> _Given problem_: Write out each line exactly as given. Leave the pictures out of your copy.

Records contained in a dataset
####################

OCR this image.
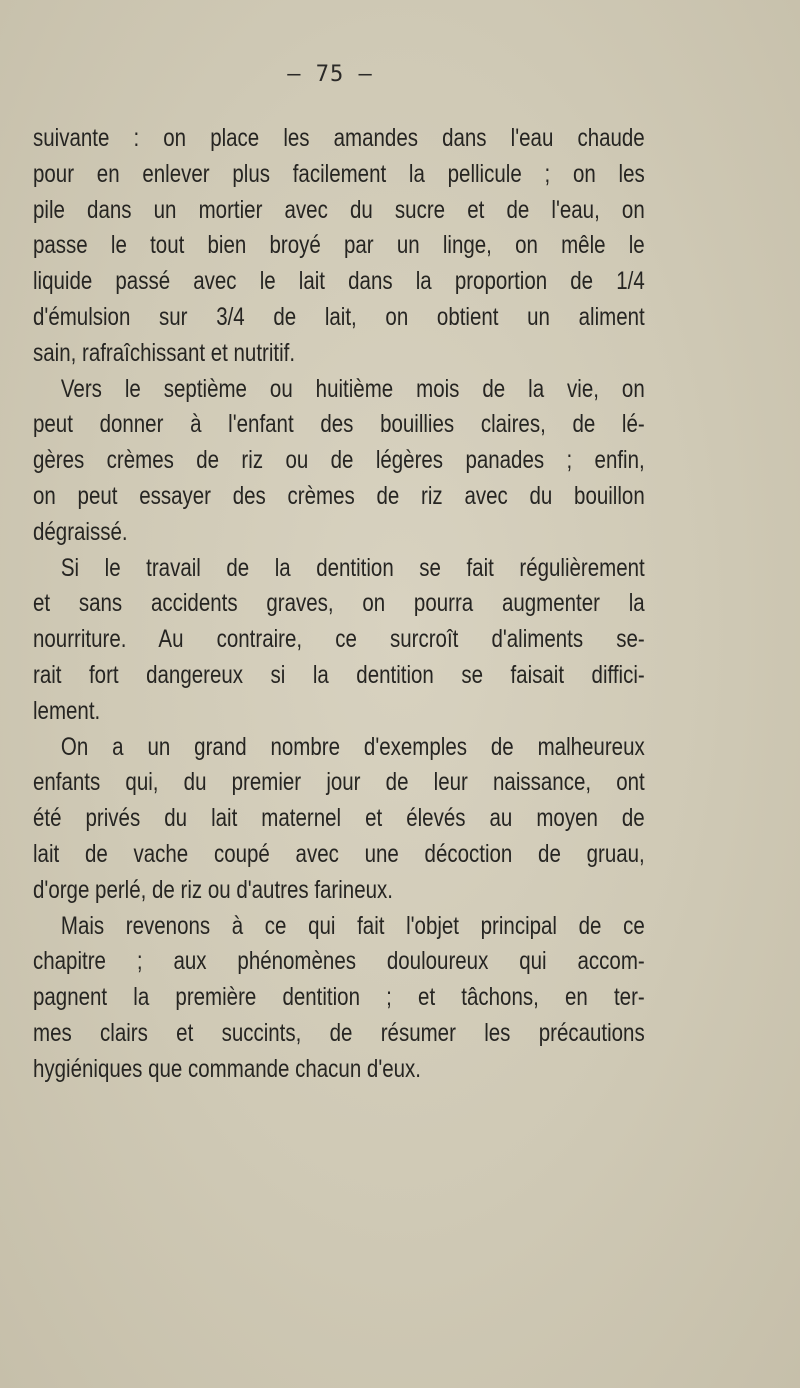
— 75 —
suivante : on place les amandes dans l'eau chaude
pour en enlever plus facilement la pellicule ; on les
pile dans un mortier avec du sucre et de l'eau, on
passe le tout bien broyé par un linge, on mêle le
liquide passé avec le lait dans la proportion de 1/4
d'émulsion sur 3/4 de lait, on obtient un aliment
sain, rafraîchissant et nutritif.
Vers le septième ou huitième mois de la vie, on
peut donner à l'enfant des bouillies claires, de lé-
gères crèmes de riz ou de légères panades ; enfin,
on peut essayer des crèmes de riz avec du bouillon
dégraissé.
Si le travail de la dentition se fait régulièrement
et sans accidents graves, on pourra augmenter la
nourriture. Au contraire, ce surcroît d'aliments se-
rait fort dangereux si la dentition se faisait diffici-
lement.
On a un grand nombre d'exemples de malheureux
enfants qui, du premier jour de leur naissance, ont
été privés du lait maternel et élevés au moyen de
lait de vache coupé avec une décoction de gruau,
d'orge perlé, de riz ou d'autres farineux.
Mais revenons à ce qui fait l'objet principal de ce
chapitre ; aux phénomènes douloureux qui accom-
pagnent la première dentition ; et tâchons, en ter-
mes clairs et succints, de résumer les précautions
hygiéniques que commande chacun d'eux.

####################

> _Completed exercise_:
OCR this image.
— 75 —
suivante : on place les amandes dans l'eau chaude
pour en enlever plus facilement la pellicule ; on les
pile dans un mortier avec du sucre et de l'eau, on
passe le tout bien broyé par un linge, on mêle le
liquide passé avec le lait dans la proportion de 1/4
d'émulsion sur 3/4 de lait, on obtient un aliment
sain, rafraîchissant et nutritif.
Vers le septième ou huitième mois de la vie, on
peut donner à l'enfant des bouillies claires, de lé-
gères crèmes de riz ou de légères panades ; enfin,
on peut essayer des crèmes de riz avec du bouillon
dégraissé.
Si le travail de la dentition se fait régulièrement
et sans accidents graves, on pourra augmenter la
nourriture. Au contraire, ce surcroît d'aliments se-
rait fort dangereux si la dentition se faisait diffici-
lement.
On a un grand nombre d'exemples de malheureux
enfants qui, du premier jour de leur naissance, ont
été privés du lait maternel et élevés au moyen de
lait de vache coupé avec une décoction de gruau,
d'orge perlé, de riz ou d'autres farineux.
Mais revenons à ce qui fait l'objet principal de ce
chapitre ; aux phénomènes douloureux qui accom-
pagnent la première dentition ; et tâchons, en ter-
mes clairs et succints, de résumer les précautions
hygiéniques que commande chacun d'eux.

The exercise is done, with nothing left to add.